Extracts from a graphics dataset
──────────────────────────────
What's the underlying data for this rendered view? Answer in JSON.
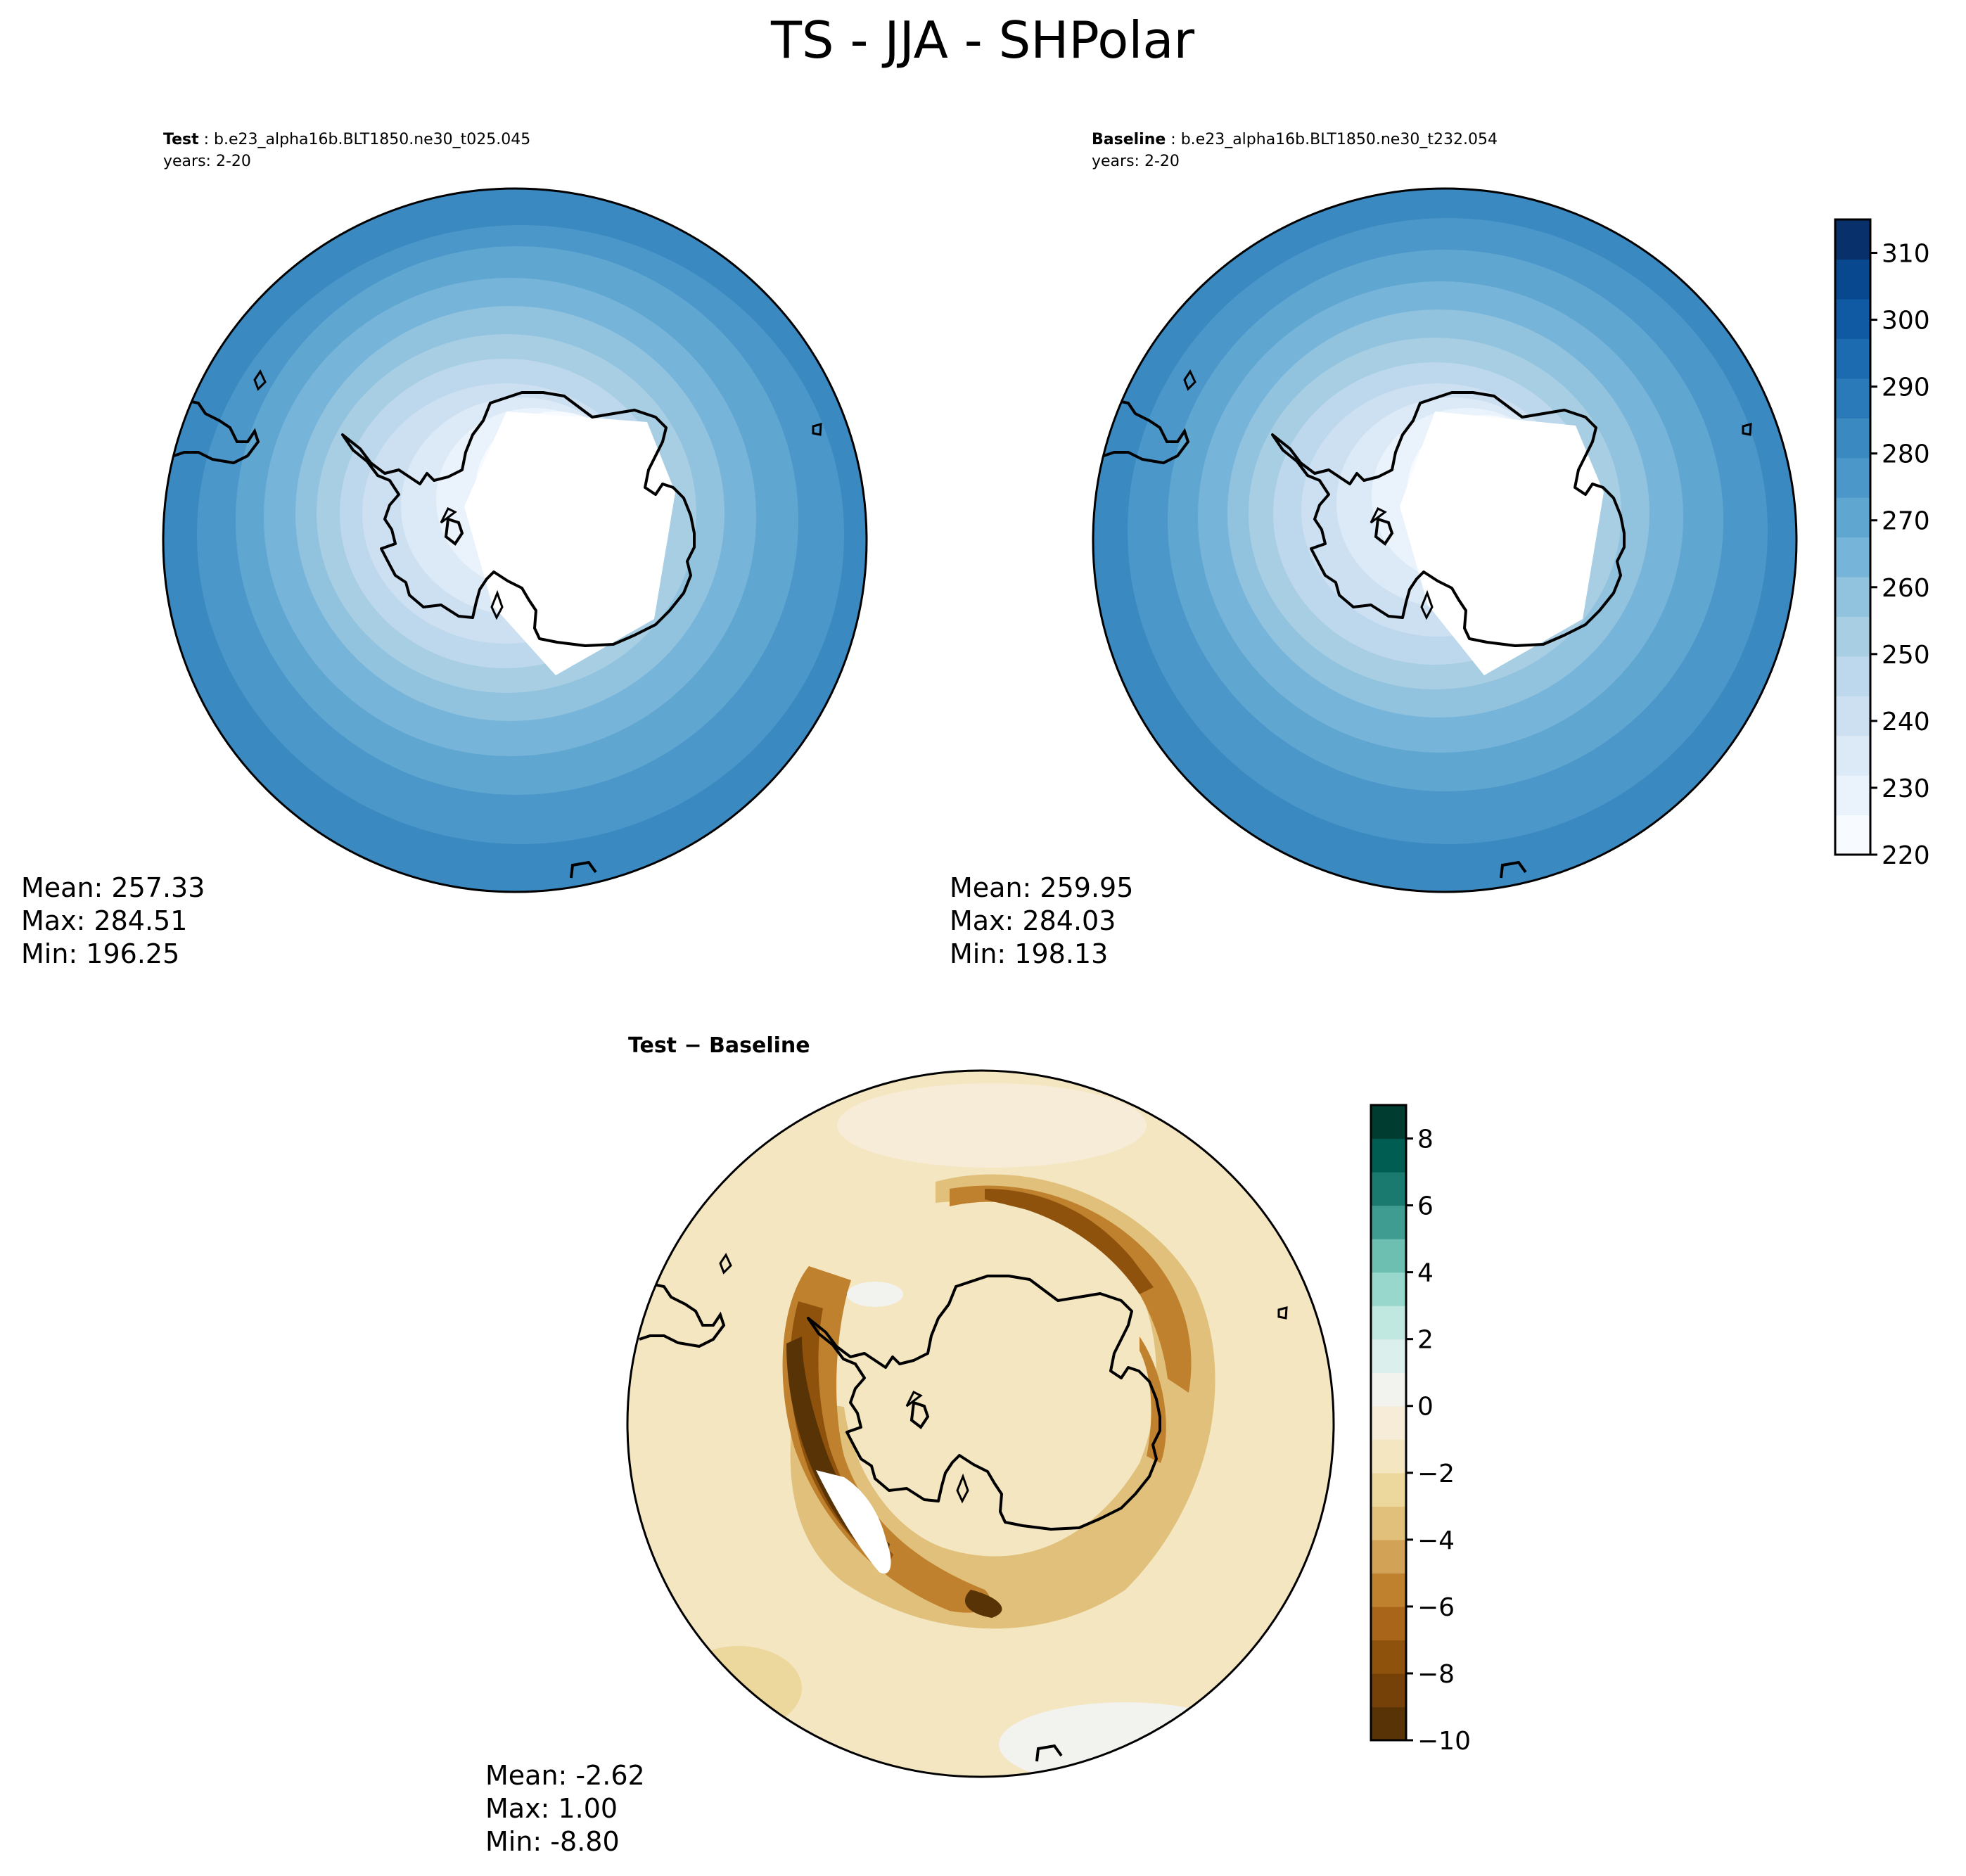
{
  "figure": {
    "title": "TS - JJA - SHPolar"
  },
  "panels": {
    "test": {
      "label": "Test",
      "case": "b.e23_alpha16b.BLT1850.ne30_t025.045",
      "years": "years: 2-20",
      "stats": {
        "mean": "Mean: 257.33",
        "max": "Max: 284.51",
        "min": "Min: 196.25"
      }
    },
    "baseline": {
      "label": "Baseline",
      "case": "b.e23_alpha16b.BLT1850.ne30_t232.054",
      "years": "years: 2-20",
      "stats": {
        "mean": "Mean: 259.95",
        "max": "Max: 284.03",
        "min": "Min: 198.13"
      }
    },
    "diff": {
      "title": "Test − Baseline",
      "stats": {
        "mean": "Mean: -2.62",
        "max": "Max:  1.00",
        "min": "Min: -8.80"
      }
    }
  },
  "colorbars": {
    "absolute": {
      "ticks": [
        "220",
        "230",
        "240",
        "250",
        "260",
        "270",
        "280",
        "290",
        "300",
        "310"
      ],
      "range": [
        220,
        315
      ],
      "colors": [
        "#f7fbff",
        "#eaf3fb",
        "#dce9f6",
        "#cde0f1",
        "#bdd7ec",
        "#a8cee4",
        "#91c3de",
        "#77b4d9",
        "#5fa6d1",
        "#4b97c9",
        "#3a89c1",
        "#2a7ab9",
        "#1c6aaf",
        "#0f5aa3",
        "#08488e",
        "#08306b"
      ]
    },
    "difference": {
      "ticks": [
        "−10",
        "−8",
        "−6",
        "−4",
        "−2",
        "0",
        "2",
        "4",
        "6",
        "8"
      ],
      "range": [
        -10,
        9
      ],
      "colors": [
        "#583306",
        "#764109",
        "#8f520d",
        "#a9661b",
        "#bf812d",
        "#d2a356",
        "#e0c07a",
        "#ecd89d",
        "#f4e6c1",
        "#f6ecd7",
        "#f2f2ee",
        "#dbefec",
        "#c1e7e1",
        "#98d7cc",
        "#6dbfb2",
        "#3f9c91",
        "#1b7a70",
        "#005d52",
        "#003c30"
      ]
    }
  },
  "chart_data": [
    {
      "type": "heatmap",
      "title": "Test : b.e23_alpha16b.BLT1850.ne30_t025.045",
      "variable": "TS",
      "season": "JJA",
      "region": "SHPolar",
      "years": "2-20",
      "colorbar_range": [
        220,
        315
      ],
      "colorbar_ticks": [
        220,
        230,
        240,
        250,
        260,
        270,
        280,
        290,
        300,
        310
      ],
      "mean": 257.33,
      "max": 284.51,
      "min": 196.25,
      "colormap": "Blues"
    },
    {
      "type": "heatmap",
      "title": "Baseline : b.e23_alpha16b.BLT1850.ne30_t232.054",
      "variable": "TS",
      "season": "JJA",
      "region": "SHPolar",
      "years": "2-20",
      "colorbar_range": [
        220,
        315
      ],
      "colorbar_ticks": [
        220,
        230,
        240,
        250,
        260,
        270,
        280,
        290,
        300,
        310
      ],
      "mean": 259.95,
      "max": 284.03,
      "min": 198.13,
      "colormap": "Blues"
    },
    {
      "type": "heatmap",
      "title": "Test − Baseline",
      "variable": "TS",
      "colorbar_range": [
        -10,
        9
      ],
      "colorbar_ticks": [
        -10,
        -8,
        -6,
        -4,
        -2,
        0,
        2,
        4,
        6,
        8
      ],
      "mean": -2.62,
      "max": 1.0,
      "min": -8.8,
      "colormap": "BrBG"
    }
  ]
}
──────────────────────────────
Word for word, quote the full listing, omitting every picture.

What's the underlying data for this rendered view? Answer in JSON.
{
  "figure": {
    "title": "TS - JJA - SHPolar"
  },
  "panels": {
    "test": {
      "label": "Test",
      "case": "b.e23_alpha16b.BLT1850.ne30_t025.045",
      "years": "years: 2-20",
      "stats": {
        "mean": "Mean: 257.33",
        "max": "Max: 284.51",
        "min": "Min: 196.25"
      }
    },
    "baseline": {
      "label": "Baseline",
      "case": "b.e23_alpha16b.BLT1850.ne30_t232.054",
      "years": "years: 2-20",
      "stats": {
        "mean": "Mean: 259.95",
        "max": "Max: 284.03",
        "min": "Min: 198.13"
      }
    },
    "diff": {
      "title": "Test − Baseline",
      "stats": {
        "mean": "Mean: -2.62",
        "max": "Max:  1.00",
        "min": "Min: -8.80"
      }
    }
  },
  "colorbars": {
    "absolute": {
      "ticks": [
        "220",
        "230",
        "240",
        "250",
        "260",
        "270",
        "280",
        "290",
        "300",
        "310"
      ],
      "range": [
        220,
        315
      ],
      "colors": [
        "#f7fbff",
        "#eaf3fb",
        "#dce9f6",
        "#cde0f1",
        "#bdd7ec",
        "#a8cee4",
        "#91c3de",
        "#77b4d9",
        "#5fa6d1",
        "#4b97c9",
        "#3a89c1",
        "#2a7ab9",
        "#1c6aaf",
        "#0f5aa3",
        "#08488e",
        "#08306b"
      ]
    },
    "difference": {
      "ticks": [
        "−10",
        "−8",
        "−6",
        "−4",
        "−2",
        "0",
        "2",
        "4",
        "6",
        "8"
      ],
      "range": [
        -10,
        9
      ],
      "colors": [
        "#583306",
        "#764109",
        "#8f520d",
        "#a9661b",
        "#bf812d",
        "#d2a356",
        "#e0c07a",
        "#ecd89d",
        "#f4e6c1",
        "#f6ecd7",
        "#f2f2ee",
        "#dbefec",
        "#c1e7e1",
        "#98d7cc",
        "#6dbfb2",
        "#3f9c91",
        "#1b7a70",
        "#005d52",
        "#003c30"
      ]
    }
  },
  "chart_data": [
    {
      "type": "heatmap",
      "title": "Test : b.e23_alpha16b.BLT1850.ne30_t025.045",
      "variable": "TS",
      "season": "JJA",
      "region": "SHPolar",
      "years": "2-20",
      "colorbar_range": [
        220,
        315
      ],
      "colorbar_ticks": [
        220,
        230,
        240,
        250,
        260,
        270,
        280,
        290,
        300,
        310
      ],
      "mean": 257.33,
      "max": 284.51,
      "min": 196.25,
      "colormap": "Blues"
    },
    {
      "type": "heatmap",
      "title": "Baseline : b.e23_alpha16b.BLT1850.ne30_t232.054",
      "variable": "TS",
      "season": "JJA",
      "region": "SHPolar",
      "years": "2-20",
      "colorbar_range": [
        220,
        315
      ],
      "colorbar_ticks": [
        220,
        230,
        240,
        250,
        260,
        270,
        280,
        290,
        300,
        310
      ],
      "mean": 259.95,
      "max": 284.03,
      "min": 198.13,
      "colormap": "Blues"
    },
    {
      "type": "heatmap",
      "title": "Test − Baseline",
      "variable": "TS",
      "colorbar_range": [
        -10,
        9
      ],
      "colorbar_ticks": [
        -10,
        -8,
        -6,
        -4,
        -2,
        0,
        2,
        4,
        6,
        8
      ],
      "mean": -2.62,
      "max": 1.0,
      "min": -8.8,
      "colormap": "BrBG"
    }
  ]
}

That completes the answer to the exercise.